(Dataset records)
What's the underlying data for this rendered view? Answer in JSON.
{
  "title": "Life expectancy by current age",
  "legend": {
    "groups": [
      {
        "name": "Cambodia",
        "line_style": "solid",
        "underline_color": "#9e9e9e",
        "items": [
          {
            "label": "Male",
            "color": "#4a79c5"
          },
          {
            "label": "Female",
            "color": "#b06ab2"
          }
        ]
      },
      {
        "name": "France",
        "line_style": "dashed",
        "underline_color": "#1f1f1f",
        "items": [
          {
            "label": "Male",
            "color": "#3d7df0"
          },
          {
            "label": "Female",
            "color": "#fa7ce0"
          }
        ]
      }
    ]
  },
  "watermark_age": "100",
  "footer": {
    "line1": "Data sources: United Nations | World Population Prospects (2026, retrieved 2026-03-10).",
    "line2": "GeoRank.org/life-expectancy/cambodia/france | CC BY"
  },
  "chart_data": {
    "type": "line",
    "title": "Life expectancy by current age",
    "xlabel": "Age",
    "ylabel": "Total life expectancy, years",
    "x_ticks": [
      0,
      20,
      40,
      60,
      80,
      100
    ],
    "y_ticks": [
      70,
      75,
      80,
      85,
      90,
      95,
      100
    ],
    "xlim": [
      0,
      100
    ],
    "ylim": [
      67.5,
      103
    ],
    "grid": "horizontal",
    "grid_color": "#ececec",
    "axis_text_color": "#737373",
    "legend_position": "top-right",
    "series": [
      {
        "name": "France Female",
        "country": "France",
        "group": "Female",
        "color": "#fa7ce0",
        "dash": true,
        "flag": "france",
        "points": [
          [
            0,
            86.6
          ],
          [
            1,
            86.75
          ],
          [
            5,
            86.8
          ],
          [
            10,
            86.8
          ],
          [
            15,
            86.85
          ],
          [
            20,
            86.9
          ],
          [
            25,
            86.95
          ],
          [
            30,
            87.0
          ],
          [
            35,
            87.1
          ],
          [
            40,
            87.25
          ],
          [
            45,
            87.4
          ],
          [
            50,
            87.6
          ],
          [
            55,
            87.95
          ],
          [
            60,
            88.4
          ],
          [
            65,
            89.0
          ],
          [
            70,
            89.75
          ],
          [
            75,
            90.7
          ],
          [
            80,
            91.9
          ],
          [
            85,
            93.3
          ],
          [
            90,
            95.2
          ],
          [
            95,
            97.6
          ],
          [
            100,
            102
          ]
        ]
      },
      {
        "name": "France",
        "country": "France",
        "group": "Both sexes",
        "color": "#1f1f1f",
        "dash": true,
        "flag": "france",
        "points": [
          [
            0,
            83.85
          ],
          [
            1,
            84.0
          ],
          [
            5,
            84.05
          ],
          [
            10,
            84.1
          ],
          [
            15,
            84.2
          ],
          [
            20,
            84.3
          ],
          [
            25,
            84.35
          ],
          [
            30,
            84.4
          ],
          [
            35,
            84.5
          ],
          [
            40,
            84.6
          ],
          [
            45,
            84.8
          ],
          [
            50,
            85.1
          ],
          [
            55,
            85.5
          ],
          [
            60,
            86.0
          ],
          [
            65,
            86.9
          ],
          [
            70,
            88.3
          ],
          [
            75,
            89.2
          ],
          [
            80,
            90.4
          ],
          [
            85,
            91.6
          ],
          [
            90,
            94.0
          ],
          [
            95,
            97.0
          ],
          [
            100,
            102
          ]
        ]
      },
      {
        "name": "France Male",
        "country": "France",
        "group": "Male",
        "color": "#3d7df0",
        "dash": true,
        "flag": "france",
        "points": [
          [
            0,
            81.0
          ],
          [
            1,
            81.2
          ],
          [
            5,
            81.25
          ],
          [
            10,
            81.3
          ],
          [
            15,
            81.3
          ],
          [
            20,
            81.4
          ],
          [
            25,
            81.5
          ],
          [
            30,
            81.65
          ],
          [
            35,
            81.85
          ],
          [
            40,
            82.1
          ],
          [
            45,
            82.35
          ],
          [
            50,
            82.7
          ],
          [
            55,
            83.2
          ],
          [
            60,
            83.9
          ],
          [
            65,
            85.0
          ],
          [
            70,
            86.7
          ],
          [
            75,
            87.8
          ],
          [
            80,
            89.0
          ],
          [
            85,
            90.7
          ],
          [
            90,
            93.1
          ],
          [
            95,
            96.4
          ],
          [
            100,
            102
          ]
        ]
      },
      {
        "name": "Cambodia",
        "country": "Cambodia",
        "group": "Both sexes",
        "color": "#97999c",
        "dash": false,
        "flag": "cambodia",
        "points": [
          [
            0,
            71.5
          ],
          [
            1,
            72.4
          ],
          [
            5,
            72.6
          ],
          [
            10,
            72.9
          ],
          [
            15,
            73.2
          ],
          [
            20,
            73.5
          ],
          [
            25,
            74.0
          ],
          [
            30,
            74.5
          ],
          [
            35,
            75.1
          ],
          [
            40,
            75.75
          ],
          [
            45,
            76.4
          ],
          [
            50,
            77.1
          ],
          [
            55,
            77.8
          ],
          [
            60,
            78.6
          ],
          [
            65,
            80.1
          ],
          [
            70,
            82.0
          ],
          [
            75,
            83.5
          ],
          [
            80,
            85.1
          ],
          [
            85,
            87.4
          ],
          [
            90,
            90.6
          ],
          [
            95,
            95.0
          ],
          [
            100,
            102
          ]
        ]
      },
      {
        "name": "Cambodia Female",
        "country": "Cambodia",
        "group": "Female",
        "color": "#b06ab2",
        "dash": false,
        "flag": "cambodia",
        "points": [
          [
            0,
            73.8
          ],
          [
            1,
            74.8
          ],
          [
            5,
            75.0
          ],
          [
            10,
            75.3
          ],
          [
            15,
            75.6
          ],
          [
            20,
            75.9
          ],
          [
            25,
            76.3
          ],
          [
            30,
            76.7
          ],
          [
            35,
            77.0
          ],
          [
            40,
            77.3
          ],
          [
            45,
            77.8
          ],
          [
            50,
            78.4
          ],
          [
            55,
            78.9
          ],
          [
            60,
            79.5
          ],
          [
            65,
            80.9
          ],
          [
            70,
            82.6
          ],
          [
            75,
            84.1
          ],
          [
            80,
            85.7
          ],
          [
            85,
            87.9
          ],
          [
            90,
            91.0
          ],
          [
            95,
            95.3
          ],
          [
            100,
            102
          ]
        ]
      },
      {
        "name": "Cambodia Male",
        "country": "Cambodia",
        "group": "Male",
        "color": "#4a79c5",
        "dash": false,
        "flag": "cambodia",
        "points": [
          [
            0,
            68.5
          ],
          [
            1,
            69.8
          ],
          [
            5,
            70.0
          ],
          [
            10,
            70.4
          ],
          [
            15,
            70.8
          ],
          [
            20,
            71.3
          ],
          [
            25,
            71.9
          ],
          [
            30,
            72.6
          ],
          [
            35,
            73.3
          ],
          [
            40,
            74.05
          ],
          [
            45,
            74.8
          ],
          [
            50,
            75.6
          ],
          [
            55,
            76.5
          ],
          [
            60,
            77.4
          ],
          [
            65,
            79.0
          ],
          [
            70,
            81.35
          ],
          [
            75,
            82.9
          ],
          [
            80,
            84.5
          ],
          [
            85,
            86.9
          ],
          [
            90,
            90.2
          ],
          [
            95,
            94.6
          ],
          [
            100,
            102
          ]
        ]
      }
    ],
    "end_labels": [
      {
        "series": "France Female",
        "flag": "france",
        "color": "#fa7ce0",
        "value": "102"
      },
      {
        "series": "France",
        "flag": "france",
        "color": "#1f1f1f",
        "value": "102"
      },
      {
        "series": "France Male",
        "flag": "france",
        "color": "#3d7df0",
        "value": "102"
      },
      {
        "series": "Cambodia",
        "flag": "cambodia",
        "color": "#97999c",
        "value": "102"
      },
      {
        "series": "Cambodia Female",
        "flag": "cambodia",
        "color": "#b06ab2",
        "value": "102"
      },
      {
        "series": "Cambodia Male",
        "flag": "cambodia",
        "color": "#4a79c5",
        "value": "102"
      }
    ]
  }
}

Short problem
In the records above, collect each line with "current".

Exercise result
  "title": "Life expectancy by current age",
    "title": "Life expectancy by current age",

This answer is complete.